** BEGIN **
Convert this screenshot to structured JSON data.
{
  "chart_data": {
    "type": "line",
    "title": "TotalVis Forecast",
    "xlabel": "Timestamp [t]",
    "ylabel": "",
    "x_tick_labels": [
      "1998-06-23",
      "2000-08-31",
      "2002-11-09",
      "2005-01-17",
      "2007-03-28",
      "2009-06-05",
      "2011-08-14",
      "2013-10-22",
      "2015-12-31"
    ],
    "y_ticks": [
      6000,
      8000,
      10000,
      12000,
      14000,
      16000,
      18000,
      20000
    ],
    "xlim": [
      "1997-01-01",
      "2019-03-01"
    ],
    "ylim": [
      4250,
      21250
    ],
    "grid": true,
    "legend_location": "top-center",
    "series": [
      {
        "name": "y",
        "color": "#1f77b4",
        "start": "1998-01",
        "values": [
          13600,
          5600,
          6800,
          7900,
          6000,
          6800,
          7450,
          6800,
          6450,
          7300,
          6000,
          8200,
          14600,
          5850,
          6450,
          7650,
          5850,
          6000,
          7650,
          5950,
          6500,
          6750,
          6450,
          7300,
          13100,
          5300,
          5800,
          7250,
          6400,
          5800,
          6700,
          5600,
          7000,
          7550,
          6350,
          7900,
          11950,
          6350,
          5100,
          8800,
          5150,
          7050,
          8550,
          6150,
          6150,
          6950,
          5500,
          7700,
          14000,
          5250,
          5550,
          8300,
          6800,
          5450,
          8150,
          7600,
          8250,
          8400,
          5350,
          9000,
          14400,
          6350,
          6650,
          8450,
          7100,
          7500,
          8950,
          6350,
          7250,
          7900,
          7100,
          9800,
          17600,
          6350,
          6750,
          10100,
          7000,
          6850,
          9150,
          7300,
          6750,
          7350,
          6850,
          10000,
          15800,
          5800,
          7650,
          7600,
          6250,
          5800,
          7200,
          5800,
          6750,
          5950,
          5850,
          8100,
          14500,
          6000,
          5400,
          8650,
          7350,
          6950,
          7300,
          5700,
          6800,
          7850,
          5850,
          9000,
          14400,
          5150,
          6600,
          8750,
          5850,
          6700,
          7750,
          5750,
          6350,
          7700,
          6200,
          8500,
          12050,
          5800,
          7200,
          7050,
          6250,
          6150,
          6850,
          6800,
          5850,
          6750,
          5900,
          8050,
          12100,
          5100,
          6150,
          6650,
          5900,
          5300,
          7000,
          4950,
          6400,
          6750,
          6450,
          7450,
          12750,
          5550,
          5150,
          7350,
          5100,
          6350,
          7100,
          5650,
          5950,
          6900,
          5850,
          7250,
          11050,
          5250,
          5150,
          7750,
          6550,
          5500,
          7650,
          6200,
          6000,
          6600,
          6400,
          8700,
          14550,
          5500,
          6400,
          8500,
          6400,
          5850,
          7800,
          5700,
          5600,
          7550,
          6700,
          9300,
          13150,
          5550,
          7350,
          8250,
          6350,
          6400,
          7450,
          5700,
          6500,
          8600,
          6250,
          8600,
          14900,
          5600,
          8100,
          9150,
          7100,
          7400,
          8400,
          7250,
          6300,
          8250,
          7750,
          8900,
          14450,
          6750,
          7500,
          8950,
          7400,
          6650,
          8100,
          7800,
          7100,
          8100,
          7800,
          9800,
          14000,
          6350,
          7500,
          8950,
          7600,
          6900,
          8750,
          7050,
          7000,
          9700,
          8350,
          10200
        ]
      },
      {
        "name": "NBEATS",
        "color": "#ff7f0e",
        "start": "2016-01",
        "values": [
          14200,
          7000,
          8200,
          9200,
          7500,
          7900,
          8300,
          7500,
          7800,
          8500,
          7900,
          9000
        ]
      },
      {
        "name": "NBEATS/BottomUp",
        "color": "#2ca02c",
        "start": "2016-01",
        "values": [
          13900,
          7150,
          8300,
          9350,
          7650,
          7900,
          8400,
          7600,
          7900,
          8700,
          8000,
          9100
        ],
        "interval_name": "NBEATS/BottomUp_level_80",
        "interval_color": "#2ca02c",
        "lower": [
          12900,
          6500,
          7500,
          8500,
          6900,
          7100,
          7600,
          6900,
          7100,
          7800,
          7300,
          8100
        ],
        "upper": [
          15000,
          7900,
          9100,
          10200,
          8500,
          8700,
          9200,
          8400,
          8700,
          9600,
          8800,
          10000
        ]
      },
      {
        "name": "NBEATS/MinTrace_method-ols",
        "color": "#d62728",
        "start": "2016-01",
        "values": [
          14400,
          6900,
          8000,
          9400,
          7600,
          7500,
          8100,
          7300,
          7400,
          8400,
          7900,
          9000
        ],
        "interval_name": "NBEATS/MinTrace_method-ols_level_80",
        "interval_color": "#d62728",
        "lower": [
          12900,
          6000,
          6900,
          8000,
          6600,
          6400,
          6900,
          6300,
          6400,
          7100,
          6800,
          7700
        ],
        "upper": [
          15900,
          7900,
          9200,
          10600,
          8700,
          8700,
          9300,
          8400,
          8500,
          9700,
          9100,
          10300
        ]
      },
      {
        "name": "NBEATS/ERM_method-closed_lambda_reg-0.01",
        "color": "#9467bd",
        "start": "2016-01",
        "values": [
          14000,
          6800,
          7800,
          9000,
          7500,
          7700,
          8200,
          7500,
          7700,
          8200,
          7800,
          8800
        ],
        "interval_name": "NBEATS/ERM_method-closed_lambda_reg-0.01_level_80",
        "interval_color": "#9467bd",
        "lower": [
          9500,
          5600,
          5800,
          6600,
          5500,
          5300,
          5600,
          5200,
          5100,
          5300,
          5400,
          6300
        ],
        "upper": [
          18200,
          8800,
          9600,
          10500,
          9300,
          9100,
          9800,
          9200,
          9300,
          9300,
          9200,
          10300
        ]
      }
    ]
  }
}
** END **
Exercise objective:
Output each record exactly, leaving nothing out.

Result of this exercise:
Convert this screenshot to structured JSON data.
{
  "chart_data": {
    "type": "line",
    "title": "TotalVis Forecast",
    "xlabel": "Timestamp [t]",
    "ylabel": "",
    "x_tick_labels": [
      "1998-06-23",
      "2000-08-31",
      "2002-11-09",
      "2005-01-17",
      "2007-03-28",
      "2009-06-05",
      "2011-08-14",
      "2013-10-22",
      "2015-12-31"
    ],
    "y_ticks": [
      6000,
      8000,
      10000,
      12000,
      14000,
      16000,
      18000,
      20000
    ],
    "xlim": [
      "1997-01-01",
      "2019-03-01"
    ],
    "ylim": [
      4250,
      21250
    ],
    "grid": true,
    "legend_location": "top-center",
    "series": [
      {
        "name": "y",
        "color": "#1f77b4",
        "start": "1998-01",
        "values": [
          13600,
          5600,
          6800,
          7900,
          6000,
          6800,
          7450,
          6800,
          6450,
          7300,
          6000,
          8200,
          14600,
          5850,
          6450,
          7650,
          5850,
          6000,
          7650,
          5950,
          6500,
          6750,
          6450,
          7300,
          13100,
          5300,
          5800,
          7250,
          6400,
          5800,
          6700,
          5600,
          7000,
          7550,
          6350,
          7900,
          11950,
          6350,
          5100,
          8800,
          5150,
          7050,
          8550,
          6150,
          6150,
          6950,
          5500,
          7700,
          14000,
          5250,
          5550,
          8300,
          6800,
          5450,
          8150,
          7600,
          8250,
          8400,
          5350,
          9000,
          14400,
          6350,
          6650,
          8450,
          7100,
          7500,
          8950,
          6350,
          7250,
          7900,
          7100,
          9800,
          17600,
          6350,
          6750,
          10100,
          7000,
          6850,
          9150,
          7300,
          6750,
          7350,
          6850,
          10000,
          15800,
          5800,
          7650,
          7600,
          6250,
          5800,
          7200,
          5800,
          6750,
          5950,
          5850,
          8100,
          14500,
          6000,
          5400,
          8650,
          7350,
          6950,
          7300,
          5700,
          6800,
          7850,
          5850,
          9000,
          14400,
          5150,
          6600,
          8750,
          5850,
          6700,
          7750,
          5750,
          6350,
          7700,
          6200,
          8500,
          12050,
          5800,
          7200,
          7050,
          6250,
          6150,
          6850,
          6800,
          5850,
          6750,
          5900,
          8050,
          12100,
          5100,
          6150,
          6650,
          5900,
          5300,
          7000,
          4950,
          6400,
          6750,
          6450,
          7450,
          12750,
          5550,
          5150,
          7350,
          5100,
          6350,
          7100,
          5650,
          5950,
          6900,
          5850,
          7250,
          11050,
          5250,
          5150,
          7750,
          6550,
          5500,
          7650,
          6200,
          6000,
          6600,
          6400,
          8700,
          14550,
          5500,
          6400,
          8500,
          6400,
          5850,
          7800,
          5700,
          5600,
          7550,
          6700,
          9300,
          13150,
          5550,
          7350,
          8250,
          6350,
          6400,
          7450,
          5700,
          6500,
          8600,
          6250,
          8600,
          14900,
          5600,
          8100,
          9150,
          7100,
          7400,
          8400,
          7250,
          6300,
          8250,
          7750,
          8900,
          14450,
          6750,
          7500,
          8950,
          7400,
          6650,
          8100,
          7800,
          7100,
          8100,
          7800,
          9800,
          14000,
          6350,
          7500,
          8950,
          7600,
          6900,
          8750,
          7050,
          7000,
          9700,
          8350,
          10200
        ]
      },
      {
        "name": "NBEATS",
        "color": "#ff7f0e",
        "start": "2016-01",
        "values": [
          14200,
          7000,
          8200,
          9200,
          7500,
          7900,
          8300,
          7500,
          7800,
          8500,
          7900,
          9000
        ]
      },
      {
        "name": "NBEATS/BottomUp",
        "color": "#2ca02c",
        "start": "2016-01",
        "values": [
          13900,
          7150,
          8300,
          9350,
          7650,
          7900,
          8400,
          7600,
          7900,
          8700,
          8000,
          9100
        ],
        "interval_name": "NBEATS/BottomUp_level_80",
        "interval_color": "#2ca02c",
        "lower": [
          12900,
          6500,
          7500,
          8500,
          6900,
          7100,
          7600,
          6900,
          7100,
          7800,
          7300,
          8100
        ],
        "upper": [
          15000,
          7900,
          9100,
          10200,
          8500,
          8700,
          9200,
          8400,
          8700,
          9600,
          8800,
          10000
        ]
      },
      {
        "name": "NBEATS/MinTrace_method-ols",
        "color": "#d62728",
        "start": "2016-01",
        "values": [
          14400,
          6900,
          8000,
          9400,
          7600,
          7500,
          8100,
          7300,
          7400,
          8400,
          7900,
          9000
        ],
        "interval_name": "NBEATS/MinTrace_method-ols_level_80",
        "interval_color": "#d62728",
        "lower": [
          12900,
          6000,
          6900,
          8000,
          6600,
          6400,
          6900,
          6300,
          6400,
          7100,
          6800,
          7700
        ],
        "upper": [
          15900,
          7900,
          9200,
          10600,
          8700,
          8700,
          9300,
          8400,
          8500,
          9700,
          9100,
          10300
        ]
      },
      {
        "name": "NBEATS/ERM_method-closed_lambda_reg-0.01",
        "color": "#9467bd",
        "start": "2016-01",
        "values": [
          14000,
          6800,
          7800,
          9000,
          7500,
          7700,
          8200,
          7500,
          7700,
          8200,
          7800,
          8800
        ],
        "interval_name": "NBEATS/ERM_method-closed_lambda_reg-0.01_level_80",
        "interval_color": "#9467bd",
        "lower": [
          9500,
          5600,
          5800,
          6600,
          5500,
          5300,
          5600,
          5200,
          5100,
          5300,
          5400,
          6300
        ],
        "upper": [
          18200,
          8800,
          9600,
          10500,
          9300,
          9100,
          9800,
          9200,
          9300,
          9300,
          9200,
          10300
        ]
      }
    ]
  }
}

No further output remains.